┌─ Input material

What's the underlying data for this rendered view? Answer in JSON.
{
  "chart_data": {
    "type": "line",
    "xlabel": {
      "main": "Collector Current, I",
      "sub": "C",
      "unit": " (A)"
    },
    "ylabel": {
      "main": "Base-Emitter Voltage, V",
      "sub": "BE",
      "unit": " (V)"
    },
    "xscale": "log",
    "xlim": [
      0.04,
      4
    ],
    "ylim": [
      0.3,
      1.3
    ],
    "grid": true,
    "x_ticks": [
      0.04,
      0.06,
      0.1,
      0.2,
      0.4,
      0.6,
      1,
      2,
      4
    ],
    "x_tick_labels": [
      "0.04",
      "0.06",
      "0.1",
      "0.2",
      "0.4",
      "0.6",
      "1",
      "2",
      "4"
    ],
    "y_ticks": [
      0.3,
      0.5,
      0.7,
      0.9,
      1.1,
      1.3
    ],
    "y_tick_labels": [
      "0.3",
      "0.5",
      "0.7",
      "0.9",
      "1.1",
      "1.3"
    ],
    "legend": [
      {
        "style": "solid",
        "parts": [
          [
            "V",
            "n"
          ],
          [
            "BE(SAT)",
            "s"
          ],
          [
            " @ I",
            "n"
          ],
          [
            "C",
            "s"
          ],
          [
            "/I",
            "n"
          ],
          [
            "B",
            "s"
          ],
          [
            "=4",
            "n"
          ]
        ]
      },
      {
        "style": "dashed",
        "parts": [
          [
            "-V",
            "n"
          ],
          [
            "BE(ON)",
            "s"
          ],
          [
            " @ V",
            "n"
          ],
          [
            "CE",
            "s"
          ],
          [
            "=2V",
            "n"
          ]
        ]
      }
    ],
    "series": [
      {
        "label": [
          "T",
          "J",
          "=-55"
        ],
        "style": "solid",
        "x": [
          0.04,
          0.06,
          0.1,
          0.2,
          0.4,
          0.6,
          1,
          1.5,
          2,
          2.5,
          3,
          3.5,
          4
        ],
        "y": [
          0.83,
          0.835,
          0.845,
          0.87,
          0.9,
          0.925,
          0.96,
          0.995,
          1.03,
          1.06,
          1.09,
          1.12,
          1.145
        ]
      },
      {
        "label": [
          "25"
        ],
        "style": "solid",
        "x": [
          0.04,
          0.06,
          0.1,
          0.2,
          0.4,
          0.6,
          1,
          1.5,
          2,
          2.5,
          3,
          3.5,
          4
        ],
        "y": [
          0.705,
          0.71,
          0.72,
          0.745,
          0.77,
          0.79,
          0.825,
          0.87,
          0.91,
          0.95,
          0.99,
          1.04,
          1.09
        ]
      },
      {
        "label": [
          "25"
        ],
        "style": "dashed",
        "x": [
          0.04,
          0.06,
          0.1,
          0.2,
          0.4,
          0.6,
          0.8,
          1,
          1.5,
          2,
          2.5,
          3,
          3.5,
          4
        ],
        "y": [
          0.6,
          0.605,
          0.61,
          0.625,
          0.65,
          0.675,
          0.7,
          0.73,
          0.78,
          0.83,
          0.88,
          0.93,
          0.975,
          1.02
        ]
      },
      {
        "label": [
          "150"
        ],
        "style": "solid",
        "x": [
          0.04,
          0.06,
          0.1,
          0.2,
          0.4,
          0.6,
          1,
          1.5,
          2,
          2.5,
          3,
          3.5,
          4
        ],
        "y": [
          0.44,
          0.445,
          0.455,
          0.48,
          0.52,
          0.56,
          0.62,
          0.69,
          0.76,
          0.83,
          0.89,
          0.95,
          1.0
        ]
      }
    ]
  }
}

└─

Write out all the lines again, exactly as they are.

Full output:
What's the underlying data for this rendered view? Answer in JSON.
{
  "chart_data": {
    "type": "line",
    "xlabel": {
      "main": "Collector Current, I",
      "sub": "C",
      "unit": " (A)"
    },
    "ylabel": {
      "main": "Base-Emitter Voltage, V",
      "sub": "BE",
      "unit": " (V)"
    },
    "xscale": "log",
    "xlim": [
      0.04,
      4
    ],
    "ylim": [
      0.3,
      1.3
    ],
    "grid": true,
    "x_ticks": [
      0.04,
      0.06,
      0.1,
      0.2,
      0.4,
      0.6,
      1,
      2,
      4
    ],
    "x_tick_labels": [
      "0.04",
      "0.06",
      "0.1",
      "0.2",
      "0.4",
      "0.6",
      "1",
      "2",
      "4"
    ],
    "y_ticks": [
      0.3,
      0.5,
      0.7,
      0.9,
      1.1,
      1.3
    ],
    "y_tick_labels": [
      "0.3",
      "0.5",
      "0.7",
      "0.9",
      "1.1",
      "1.3"
    ],
    "legend": [
      {
        "style": "solid",
        "parts": [
          [
            "V",
            "n"
          ],
          [
            "BE(SAT)",
            "s"
          ],
          [
            " @ I",
            "n"
          ],
          [
            "C",
            "s"
          ],
          [
            "/I",
            "n"
          ],
          [
            "B",
            "s"
          ],
          [
            "=4",
            "n"
          ]
        ]
      },
      {
        "style": "dashed",
        "parts": [
          [
            "-V",
            "n"
          ],
          [
            "BE(ON)",
            "s"
          ],
          [
            " @ V",
            "n"
          ],
          [
            "CE",
            "s"
          ],
          [
            "=2V",
            "n"
          ]
        ]
      }
    ],
    "series": [
      {
        "label": [
          "T",
          "J",
          "=-55"
        ],
        "style": "solid",
        "x": [
          0.04,
          0.06,
          0.1,
          0.2,
          0.4,
          0.6,
          1,
          1.5,
          2,
          2.5,
          3,
          3.5,
          4
        ],
        "y": [
          0.83,
          0.835,
          0.845,
          0.87,
          0.9,
          0.925,
          0.96,
          0.995,
          1.03,
          1.06,
          1.09,
          1.12,
          1.145
        ]
      },
      {
        "label": [
          "25"
        ],
        "style": "solid",
        "x": [
          0.04,
          0.06,
          0.1,
          0.2,
          0.4,
          0.6,
          1,
          1.5,
          2,
          2.5,
          3,
          3.5,
          4
        ],
        "y": [
          0.705,
          0.71,
          0.72,
          0.745,
          0.77,
          0.79,
          0.825,
          0.87,
          0.91,
          0.95,
          0.99,
          1.04,
          1.09
        ]
      },
      {
        "label": [
          "25"
        ],
        "style": "dashed",
        "x": [
          0.04,
          0.06,
          0.1,
          0.2,
          0.4,
          0.6,
          0.8,
          1,
          1.5,
          2,
          2.5,
          3,
          3.5,
          4
        ],
        "y": [
          0.6,
          0.605,
          0.61,
          0.625,
          0.65,
          0.675,
          0.7,
          0.73,
          0.78,
          0.83,
          0.88,
          0.93,
          0.975,
          1.02
        ]
      },
      {
        "label": [
          "150"
        ],
        "style": "solid",
        "x": [
          0.04,
          0.06,
          0.1,
          0.2,
          0.4,
          0.6,
          1,
          1.5,
          2,
          2.5,
          3,
          3.5,
          4
        ],
        "y": [
          0.44,
          0.445,
          0.455,
          0.48,
          0.52,
          0.56,
          0.62,
          0.69,
          0.76,
          0.83,
          0.89,
          0.95,
          1.0
        ]
      }
    ]
  }
}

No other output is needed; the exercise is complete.